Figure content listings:
— START —
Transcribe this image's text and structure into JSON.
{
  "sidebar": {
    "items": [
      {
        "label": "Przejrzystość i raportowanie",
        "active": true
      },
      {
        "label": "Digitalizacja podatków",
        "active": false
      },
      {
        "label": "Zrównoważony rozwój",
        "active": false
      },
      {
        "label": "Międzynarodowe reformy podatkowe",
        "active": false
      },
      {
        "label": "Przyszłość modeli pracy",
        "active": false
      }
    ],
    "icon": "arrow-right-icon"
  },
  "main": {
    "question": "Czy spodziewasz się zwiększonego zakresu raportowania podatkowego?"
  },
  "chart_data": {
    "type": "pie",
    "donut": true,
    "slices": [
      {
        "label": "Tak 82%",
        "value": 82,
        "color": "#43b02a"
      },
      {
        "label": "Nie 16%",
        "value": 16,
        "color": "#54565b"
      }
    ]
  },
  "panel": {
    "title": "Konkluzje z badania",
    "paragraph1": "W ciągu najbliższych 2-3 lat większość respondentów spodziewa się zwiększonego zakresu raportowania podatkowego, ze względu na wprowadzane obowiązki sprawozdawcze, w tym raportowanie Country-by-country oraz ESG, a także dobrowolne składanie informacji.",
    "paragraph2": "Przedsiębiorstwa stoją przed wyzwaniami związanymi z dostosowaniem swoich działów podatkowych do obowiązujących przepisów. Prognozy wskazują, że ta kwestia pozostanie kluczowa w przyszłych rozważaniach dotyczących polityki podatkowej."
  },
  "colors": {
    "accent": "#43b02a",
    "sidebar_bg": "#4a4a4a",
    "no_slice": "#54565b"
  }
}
— END —
Give the number of lines in the material above that have the word "zakresu" in them, and nothing more.

OUTPUT OF THE EXERCISE: 2